» **DO THIS**
Your job is to restate each entry word for word.

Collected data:

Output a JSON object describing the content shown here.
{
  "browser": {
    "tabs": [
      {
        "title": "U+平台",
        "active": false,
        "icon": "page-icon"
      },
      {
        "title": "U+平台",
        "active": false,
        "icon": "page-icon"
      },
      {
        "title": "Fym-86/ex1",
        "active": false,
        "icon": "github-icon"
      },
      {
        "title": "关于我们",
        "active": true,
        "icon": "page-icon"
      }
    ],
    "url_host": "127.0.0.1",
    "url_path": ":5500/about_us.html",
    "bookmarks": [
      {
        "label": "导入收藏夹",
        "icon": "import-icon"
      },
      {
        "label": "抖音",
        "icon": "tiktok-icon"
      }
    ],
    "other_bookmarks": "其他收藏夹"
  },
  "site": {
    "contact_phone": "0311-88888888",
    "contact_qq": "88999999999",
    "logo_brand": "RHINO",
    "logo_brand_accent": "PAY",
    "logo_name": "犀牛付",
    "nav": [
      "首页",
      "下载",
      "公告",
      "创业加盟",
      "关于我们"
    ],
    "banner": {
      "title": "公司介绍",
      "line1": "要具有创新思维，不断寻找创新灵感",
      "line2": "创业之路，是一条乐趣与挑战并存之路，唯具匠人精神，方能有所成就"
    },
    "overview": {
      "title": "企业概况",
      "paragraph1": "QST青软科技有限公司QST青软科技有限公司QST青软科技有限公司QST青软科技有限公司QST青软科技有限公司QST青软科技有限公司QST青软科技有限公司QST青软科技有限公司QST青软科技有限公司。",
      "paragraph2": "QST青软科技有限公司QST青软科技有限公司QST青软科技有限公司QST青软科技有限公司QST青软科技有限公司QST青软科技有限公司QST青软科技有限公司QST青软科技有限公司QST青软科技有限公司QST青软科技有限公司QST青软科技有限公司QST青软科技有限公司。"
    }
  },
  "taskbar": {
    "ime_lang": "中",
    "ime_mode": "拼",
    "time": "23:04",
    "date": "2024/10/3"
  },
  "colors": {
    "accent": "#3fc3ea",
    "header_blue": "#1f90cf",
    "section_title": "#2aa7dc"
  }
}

» **WORKED SOLUTION**
Output a JSON object describing the content shown here.
{
  "browser": {
    "tabs": [
      {
        "title": "U+平台",
        "active": false,
        "icon": "page-icon"
      },
      {
        "title": "U+平台",
        "active": false,
        "icon": "page-icon"
      },
      {
        "title": "Fym-86/ex1",
        "active": false,
        "icon": "github-icon"
      },
      {
        "title": "关于我们",
        "active": true,
        "icon": "page-icon"
      }
    ],
    "url_host": "127.0.0.1",
    "url_path": ":5500/about_us.html",
    "bookmarks": [
      {
        "label": "导入收藏夹",
        "icon": "import-icon"
      },
      {
        "label": "抖音",
        "icon": "tiktok-icon"
      }
    ],
    "other_bookmarks": "其他收藏夹"
  },
  "site": {
    "contact_phone": "0311-88888888",
    "contact_qq": "88999999999",
    "logo_brand": "RHINO",
    "logo_brand_accent": "PAY",
    "logo_name": "犀牛付",
    "nav": [
      "首页",
      "下载",
      "公告",
      "创业加盟",
      "关于我们"
    ],
    "banner": {
      "title": "公司介绍",
      "line1": "要具有创新思维，不断寻找创新灵感",
      "line2": "创业之路，是一条乐趣与挑战并存之路，唯具匠人精神，方能有所成就"
    },
    "overview": {
      "title": "企业概况",
      "paragraph1": "QST青软科技有限公司QST青软科技有限公司QST青软科技有限公司QST青软科技有限公司QST青软科技有限公司QST青软科技有限公司QST青软科技有限公司QST青软科技有限公司QST青软科技有限公司。",
      "paragraph2": "QST青软科技有限公司QST青软科技有限公司QST青软科技有限公司QST青软科技有限公司QST青软科技有限公司QST青软科技有限公司QST青软科技有限公司QST青软科技有限公司QST青软科技有限公司QST青软科技有限公司QST青软科技有限公司QST青软科技有限公司。"
    }
  },
  "taskbar": {
    "ime_lang": "中",
    "ime_mode": "拼",
    "time": "23:04",
    "date": "2024/10/3"
  },
  "colors": {
    "accent": "#3fc3ea",
    "header_blue": "#1f90cf",
    "section_title": "#2aa7dc"
  }
}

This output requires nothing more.